Locate all lines with the word "color". Copy them.

Dataset entries on figures:
[BEGIN]
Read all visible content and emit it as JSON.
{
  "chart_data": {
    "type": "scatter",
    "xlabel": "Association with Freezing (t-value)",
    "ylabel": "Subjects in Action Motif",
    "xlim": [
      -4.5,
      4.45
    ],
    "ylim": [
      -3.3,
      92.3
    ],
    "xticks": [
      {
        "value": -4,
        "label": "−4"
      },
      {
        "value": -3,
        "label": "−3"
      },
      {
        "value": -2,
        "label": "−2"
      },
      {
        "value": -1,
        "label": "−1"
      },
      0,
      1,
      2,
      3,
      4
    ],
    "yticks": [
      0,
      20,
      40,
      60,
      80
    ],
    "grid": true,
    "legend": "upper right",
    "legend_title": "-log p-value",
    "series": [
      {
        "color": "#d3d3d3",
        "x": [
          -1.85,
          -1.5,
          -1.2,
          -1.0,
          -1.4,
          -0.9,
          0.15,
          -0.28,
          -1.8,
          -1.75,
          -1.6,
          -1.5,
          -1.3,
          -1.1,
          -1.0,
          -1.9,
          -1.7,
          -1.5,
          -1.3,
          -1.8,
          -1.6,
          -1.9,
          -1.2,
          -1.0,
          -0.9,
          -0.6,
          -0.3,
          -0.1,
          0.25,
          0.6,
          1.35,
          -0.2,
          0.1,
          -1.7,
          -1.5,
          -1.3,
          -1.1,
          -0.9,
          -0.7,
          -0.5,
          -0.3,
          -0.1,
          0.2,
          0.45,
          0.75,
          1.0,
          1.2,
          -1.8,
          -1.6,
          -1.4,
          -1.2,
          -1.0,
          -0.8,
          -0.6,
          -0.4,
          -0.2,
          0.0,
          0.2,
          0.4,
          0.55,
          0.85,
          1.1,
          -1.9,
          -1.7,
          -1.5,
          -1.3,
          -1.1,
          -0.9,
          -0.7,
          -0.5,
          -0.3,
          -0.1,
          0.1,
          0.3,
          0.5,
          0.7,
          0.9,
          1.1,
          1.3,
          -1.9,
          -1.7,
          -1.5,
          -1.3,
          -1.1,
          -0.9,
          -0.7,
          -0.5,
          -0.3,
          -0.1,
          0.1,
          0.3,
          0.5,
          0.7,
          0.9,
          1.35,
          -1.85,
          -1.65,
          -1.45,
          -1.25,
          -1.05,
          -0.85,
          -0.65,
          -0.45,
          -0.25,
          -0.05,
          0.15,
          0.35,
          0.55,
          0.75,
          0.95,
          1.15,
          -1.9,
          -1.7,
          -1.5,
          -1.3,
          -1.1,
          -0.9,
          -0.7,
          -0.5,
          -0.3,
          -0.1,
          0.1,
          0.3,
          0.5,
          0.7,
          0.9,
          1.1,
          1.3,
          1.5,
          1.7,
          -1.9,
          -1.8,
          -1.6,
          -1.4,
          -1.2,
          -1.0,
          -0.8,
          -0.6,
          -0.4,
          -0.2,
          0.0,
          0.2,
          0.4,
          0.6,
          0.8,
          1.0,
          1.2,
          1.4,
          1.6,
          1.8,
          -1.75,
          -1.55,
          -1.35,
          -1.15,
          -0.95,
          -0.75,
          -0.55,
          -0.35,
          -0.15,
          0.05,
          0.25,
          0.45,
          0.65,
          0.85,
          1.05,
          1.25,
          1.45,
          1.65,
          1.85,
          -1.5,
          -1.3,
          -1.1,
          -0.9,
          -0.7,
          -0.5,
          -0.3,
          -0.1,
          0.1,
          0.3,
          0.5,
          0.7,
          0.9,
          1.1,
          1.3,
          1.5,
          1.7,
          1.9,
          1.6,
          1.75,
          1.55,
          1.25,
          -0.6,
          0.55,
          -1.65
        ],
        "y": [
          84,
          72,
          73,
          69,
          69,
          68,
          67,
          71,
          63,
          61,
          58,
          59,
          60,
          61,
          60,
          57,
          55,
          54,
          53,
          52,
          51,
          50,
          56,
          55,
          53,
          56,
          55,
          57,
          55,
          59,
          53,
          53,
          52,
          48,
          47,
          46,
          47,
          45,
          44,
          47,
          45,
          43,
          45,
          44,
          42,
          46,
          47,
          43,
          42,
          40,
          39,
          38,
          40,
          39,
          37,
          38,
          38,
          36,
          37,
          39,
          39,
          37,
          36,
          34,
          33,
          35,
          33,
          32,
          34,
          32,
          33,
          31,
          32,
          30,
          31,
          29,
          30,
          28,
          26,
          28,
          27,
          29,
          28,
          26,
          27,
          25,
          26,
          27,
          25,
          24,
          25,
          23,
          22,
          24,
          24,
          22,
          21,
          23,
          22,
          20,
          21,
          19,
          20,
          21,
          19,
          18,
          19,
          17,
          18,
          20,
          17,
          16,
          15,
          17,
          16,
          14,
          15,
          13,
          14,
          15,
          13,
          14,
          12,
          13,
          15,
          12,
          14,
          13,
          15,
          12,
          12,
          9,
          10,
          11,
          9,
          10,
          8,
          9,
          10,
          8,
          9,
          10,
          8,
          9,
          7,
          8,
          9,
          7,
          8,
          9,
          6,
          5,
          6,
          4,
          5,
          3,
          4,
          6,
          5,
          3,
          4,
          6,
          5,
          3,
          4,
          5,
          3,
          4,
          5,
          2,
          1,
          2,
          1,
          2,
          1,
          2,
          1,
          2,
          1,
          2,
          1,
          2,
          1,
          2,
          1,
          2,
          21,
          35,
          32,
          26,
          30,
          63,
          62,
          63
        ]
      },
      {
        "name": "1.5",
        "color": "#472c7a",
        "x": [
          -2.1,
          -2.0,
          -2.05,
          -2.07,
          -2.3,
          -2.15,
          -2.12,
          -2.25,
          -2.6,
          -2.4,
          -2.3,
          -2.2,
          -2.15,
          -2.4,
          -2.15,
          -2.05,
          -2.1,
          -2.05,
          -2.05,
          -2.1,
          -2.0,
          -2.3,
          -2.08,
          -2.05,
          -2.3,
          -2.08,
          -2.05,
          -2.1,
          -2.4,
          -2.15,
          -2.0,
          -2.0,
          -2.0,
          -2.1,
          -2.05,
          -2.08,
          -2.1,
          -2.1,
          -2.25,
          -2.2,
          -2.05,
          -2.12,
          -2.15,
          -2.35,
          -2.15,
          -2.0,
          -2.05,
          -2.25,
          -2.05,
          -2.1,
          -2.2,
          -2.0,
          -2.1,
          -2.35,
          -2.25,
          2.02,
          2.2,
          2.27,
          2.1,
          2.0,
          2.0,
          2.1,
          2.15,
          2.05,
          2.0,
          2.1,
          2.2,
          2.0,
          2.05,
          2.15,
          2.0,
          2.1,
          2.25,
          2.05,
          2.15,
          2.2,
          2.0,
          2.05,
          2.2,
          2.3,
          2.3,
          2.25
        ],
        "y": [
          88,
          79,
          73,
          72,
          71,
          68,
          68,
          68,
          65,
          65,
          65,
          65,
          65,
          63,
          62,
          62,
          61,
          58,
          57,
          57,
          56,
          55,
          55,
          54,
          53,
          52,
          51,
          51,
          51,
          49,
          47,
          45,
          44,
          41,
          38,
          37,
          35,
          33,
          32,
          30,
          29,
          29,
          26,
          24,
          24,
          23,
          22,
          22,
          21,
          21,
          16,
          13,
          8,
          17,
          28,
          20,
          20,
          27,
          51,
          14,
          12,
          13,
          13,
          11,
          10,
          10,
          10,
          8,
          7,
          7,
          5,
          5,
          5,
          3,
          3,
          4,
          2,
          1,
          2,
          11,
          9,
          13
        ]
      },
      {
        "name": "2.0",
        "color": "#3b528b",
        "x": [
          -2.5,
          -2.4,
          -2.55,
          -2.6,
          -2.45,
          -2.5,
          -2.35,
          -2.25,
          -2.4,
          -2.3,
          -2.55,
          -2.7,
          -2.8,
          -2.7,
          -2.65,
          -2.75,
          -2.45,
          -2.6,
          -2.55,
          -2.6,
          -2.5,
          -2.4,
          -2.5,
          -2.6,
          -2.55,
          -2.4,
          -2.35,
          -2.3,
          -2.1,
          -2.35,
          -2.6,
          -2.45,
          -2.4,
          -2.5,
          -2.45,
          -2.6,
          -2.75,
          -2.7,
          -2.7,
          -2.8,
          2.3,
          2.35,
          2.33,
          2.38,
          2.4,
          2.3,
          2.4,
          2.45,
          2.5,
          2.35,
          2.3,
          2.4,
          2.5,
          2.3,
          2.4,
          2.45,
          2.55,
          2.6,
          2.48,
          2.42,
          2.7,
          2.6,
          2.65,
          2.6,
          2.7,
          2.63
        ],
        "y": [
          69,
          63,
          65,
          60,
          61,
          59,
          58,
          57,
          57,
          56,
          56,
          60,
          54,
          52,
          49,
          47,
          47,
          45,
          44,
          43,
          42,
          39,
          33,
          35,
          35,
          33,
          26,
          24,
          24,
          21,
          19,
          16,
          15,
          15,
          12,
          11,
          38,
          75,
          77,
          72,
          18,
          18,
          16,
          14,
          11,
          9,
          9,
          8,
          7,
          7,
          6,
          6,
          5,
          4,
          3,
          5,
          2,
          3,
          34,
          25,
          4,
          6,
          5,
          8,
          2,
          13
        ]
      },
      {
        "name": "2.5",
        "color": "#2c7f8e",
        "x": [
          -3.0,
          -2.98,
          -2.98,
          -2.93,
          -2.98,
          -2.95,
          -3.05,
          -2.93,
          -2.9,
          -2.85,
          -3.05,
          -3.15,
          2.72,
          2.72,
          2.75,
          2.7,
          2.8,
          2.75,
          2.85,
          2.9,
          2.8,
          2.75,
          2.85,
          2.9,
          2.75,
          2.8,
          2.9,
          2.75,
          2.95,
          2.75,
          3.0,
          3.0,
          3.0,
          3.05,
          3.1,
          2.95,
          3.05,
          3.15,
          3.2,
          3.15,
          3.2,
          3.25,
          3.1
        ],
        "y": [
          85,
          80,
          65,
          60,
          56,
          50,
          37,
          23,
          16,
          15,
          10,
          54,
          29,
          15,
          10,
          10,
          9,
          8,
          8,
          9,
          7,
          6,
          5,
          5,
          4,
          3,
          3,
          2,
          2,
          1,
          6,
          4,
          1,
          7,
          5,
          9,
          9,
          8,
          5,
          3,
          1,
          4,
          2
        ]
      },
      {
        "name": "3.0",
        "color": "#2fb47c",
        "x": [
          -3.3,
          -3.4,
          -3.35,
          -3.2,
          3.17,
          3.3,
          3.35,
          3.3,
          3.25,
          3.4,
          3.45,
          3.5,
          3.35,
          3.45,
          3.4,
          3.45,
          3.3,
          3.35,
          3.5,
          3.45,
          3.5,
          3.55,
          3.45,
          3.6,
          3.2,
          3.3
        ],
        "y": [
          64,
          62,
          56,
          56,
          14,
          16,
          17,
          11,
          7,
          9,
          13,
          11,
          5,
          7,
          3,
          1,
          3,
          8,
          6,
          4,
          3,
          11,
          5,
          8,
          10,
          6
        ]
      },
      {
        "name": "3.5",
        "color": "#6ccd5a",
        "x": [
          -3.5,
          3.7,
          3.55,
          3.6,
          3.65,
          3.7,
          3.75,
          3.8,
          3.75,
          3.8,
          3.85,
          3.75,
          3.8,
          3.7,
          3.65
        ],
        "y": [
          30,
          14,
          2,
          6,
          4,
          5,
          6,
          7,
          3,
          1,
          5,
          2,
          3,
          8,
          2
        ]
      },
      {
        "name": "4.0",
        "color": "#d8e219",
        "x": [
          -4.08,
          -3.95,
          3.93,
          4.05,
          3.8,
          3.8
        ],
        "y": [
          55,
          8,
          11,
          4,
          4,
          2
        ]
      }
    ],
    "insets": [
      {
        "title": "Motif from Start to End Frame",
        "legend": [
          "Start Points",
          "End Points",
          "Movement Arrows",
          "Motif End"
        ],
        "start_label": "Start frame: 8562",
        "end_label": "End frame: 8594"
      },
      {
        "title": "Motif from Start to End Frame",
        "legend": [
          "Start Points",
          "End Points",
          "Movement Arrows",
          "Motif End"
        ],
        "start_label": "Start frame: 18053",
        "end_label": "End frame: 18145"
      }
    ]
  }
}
[END]
▶ _Complete output_:
        "color": "#d3d3d3",
        "color": "#472c7a",
        "color": "#3b528b",
        "color": "#2c7f8e",
        "color": "#2fb47c",
        "color": "#6ccd5a",
        "color": "#d8e219",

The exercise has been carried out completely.